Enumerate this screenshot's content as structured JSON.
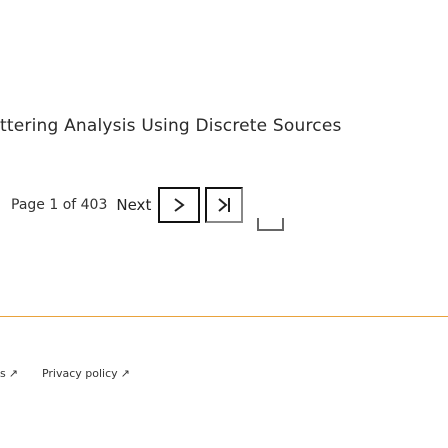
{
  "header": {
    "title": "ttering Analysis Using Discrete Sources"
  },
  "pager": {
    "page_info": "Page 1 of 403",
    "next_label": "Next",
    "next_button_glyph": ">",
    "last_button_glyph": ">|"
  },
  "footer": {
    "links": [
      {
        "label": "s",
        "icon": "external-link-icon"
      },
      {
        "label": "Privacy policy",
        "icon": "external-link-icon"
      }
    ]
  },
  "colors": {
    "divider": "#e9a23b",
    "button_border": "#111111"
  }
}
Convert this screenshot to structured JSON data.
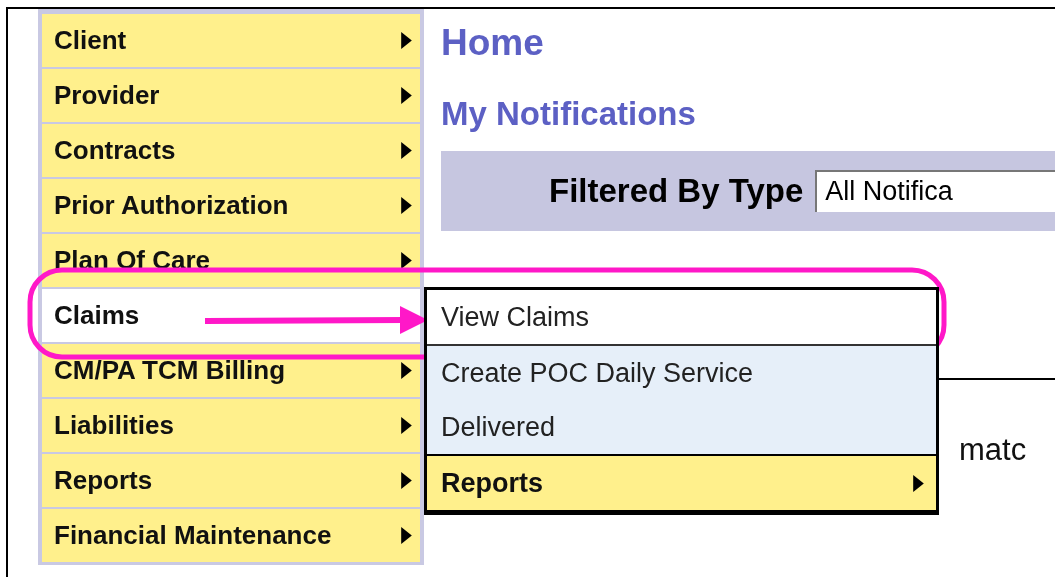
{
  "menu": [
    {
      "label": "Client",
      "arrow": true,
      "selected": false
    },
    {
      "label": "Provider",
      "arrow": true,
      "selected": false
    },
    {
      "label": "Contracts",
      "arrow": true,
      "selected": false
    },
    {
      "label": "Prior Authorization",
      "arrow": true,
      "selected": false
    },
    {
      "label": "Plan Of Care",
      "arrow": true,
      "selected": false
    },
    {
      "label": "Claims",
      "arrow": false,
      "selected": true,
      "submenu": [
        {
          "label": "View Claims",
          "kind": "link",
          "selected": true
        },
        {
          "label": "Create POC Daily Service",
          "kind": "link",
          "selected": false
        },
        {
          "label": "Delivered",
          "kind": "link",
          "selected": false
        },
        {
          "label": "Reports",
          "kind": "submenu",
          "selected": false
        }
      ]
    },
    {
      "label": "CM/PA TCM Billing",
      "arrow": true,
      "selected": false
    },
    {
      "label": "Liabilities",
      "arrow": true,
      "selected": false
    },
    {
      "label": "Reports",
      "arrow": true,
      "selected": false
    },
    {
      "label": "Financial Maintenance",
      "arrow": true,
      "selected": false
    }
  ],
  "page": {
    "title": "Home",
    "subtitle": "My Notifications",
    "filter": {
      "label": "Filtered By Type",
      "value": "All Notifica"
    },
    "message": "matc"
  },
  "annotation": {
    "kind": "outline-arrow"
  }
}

────────────────

▶ _What the exercise asks_:
Exactly reproduce the entries above, minus the pictures.

▶ _Response to the task_:
Enumerate this screenshot's content as structured JSON.
{
  "header": {
    "title": "ttering Analysis Using Discrete Sources"
  },
  "pager": {
    "page_info": "Page 1 of 403",
    "next_label": "Next",
    "next_button_glyph": ">",
    "last_button_glyph": ">|"
  },
  "footer": {
    "links": [
      {
        "label": "s",
        "icon": "external-link-icon"
      },
      {
        "label": "Privacy policy",
        "icon": "external-link-icon"
      }
    ]
  },
  "colors": {
    "divider": "#e9a23b",
    "button_border": "#111111"
  }
}
Convert this screenshot to structured JSON data.
{
  "menu": [
    {
      "label": "Client",
      "arrow": true,
      "selected": false
    },
    {
      "label": "Provider",
      "arrow": true,
      "selected": false
    },
    {
      "label": "Contracts",
      "arrow": true,
      "selected": false
    },
    {
      "label": "Prior Authorization",
      "arrow": true,
      "selected": false
    },
    {
      "label": "Plan Of Care",
      "arrow": true,
      "selected": false
    },
    {
      "label": "Claims",
      "arrow": false,
      "selected": true,
      "submenu": [
        {
          "label": "View Claims",
          "kind": "link",
          "selected": true
        },
        {
          "label": "Create POC Daily Service",
          "kind": "link",
          "selected": false
        },
        {
          "label": "Delivered",
          "kind": "link",
          "selected": false
        },
        {
          "label": "Reports",
          "kind": "submenu",
          "selected": false
        }
      ]
    },
    {
      "label": "CM/PA TCM Billing",
      "arrow": true,
      "selected": false
    },
    {
      "label": "Liabilities",
      "arrow": true,
      "selected": false
    },
    {
      "label": "Reports",
      "arrow": true,
      "selected": false
    },
    {
      "label": "Financial Maintenance",
      "arrow": true,
      "selected": false
    }
  ],
  "page": {
    "title": "Home",
    "subtitle": "My Notifications",
    "filter": {
      "label": "Filtered By Type",
      "value": "All Notifica"
    },
    "message": "matc"
  },
  "annotation": {
    "kind": "outline-arrow"
  }
}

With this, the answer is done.